Passage:
━━━━━━━━━━

Form 1098-T

Form 1098-T

Regarding tax Form 1098-T: Ohio State will release Form 1098-T by the end of January 2022. Students will receive an email once the form has been made available. 


About Form 1098-T

Colleges and universities are required under Internal Revenue Code Section 6050S to issue the Form 1098-T for the purpose of determining a taxpayer’s eligibility for various education tax credits or deductions. The form is informational only.

Ohio State reports payments received for qualified tuition and related expenses (QTRE) on IRS Form 1098-T during the reported calendar year. Box 1 on the form is a snapshot amount as of December 31. This box will reflect the total payments that applied toward QTRE during the 2021 calendar year (January 1 – December 31), from any source. 

While the FAQs below may provide some guidance, please note that Ohio State cannot provide tax filing advice regarding Form 1098-T or your eligibility for education tax credits or deductions. Please visit irs.gov or contact your tax professional for filing assistance.


Form Eligibility and Issuance

When does Ohio State issue Form 1098-T?

1098-Ts are made available to students by January 31. Students will receive an email to their osu.edu address when the form is available. Once issued, students may access the 1098-T form online through My Buckeye Link.

Who receives Form 1098-T?

Ohio State must file a Form 1098-T for each student enrolled for the given calendar year and for whom a reportable transaction is made.

━━━━━━━━━━

Recorded data:

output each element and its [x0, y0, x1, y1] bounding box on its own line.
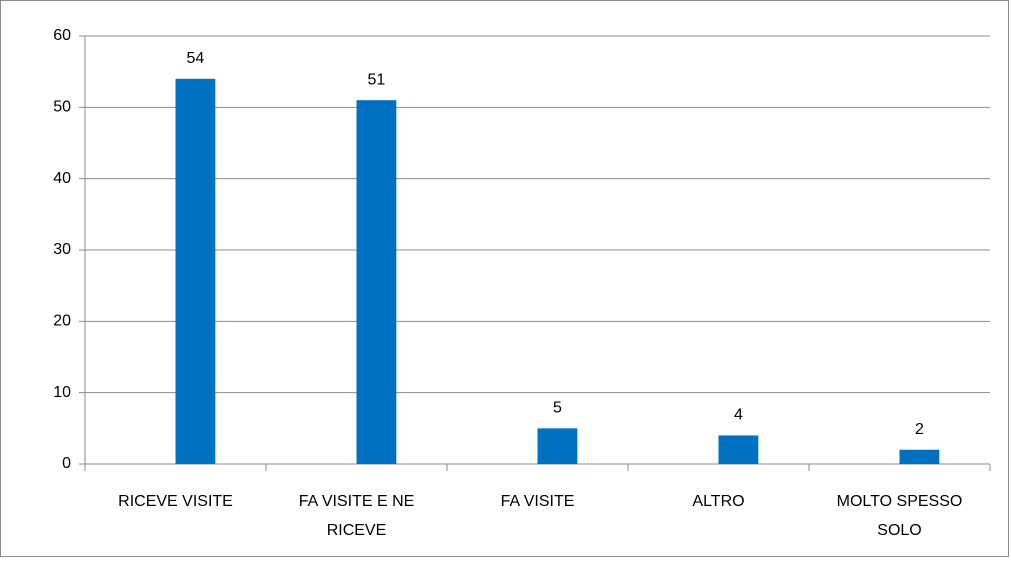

━━━━━━━━━━

Stated task: Output the full Form 1098-T text again word for word.

Correct answer:
Form 1098-T

Form 1098-T

Regarding tax Form 1098-T: Ohio State will release Form 1098-T by the end of January 2022. Students will receive an email once the form has been made available. 


About Form 1098-T

Colleges and universities are required under Internal Revenue Code Section 6050S to issue the Form 1098-T for the purpose of determining a taxpayer’s eligibility for various education tax credits or deductions. The form is informational only.

Ohio State reports payments received for qualified tuition and related expenses (QTRE) on IRS Form 1098-T during the reported calendar year. Box 1 on the form is a snapshot amount as of December 31. This box will reflect the total payments that applied toward QTRE during the 2021 calendar year (January 1 – December 31), from any source. 

While the FAQs below may provide some guidance, please note that Ohio State cannot provide tax filing advice regarding Form 1098-T or your eligibility for education tax credits or deductions. Please visit irs.gov or contact your tax professional for filing assistance.


Form Eligibility and Issuance

When does Ohio State issue Form 1098-T?

1098-Ts are made available to students by January 31. Students will receive an email to their osu.edu address when the form is available. Once issued, students may access the 1098-T form online through My Buckeye Link.

Who receives Form 1098-T?

Ohio State must file a Form 1098-T for each student enrolled for the given calendar year and for whom a reportable transaction is made.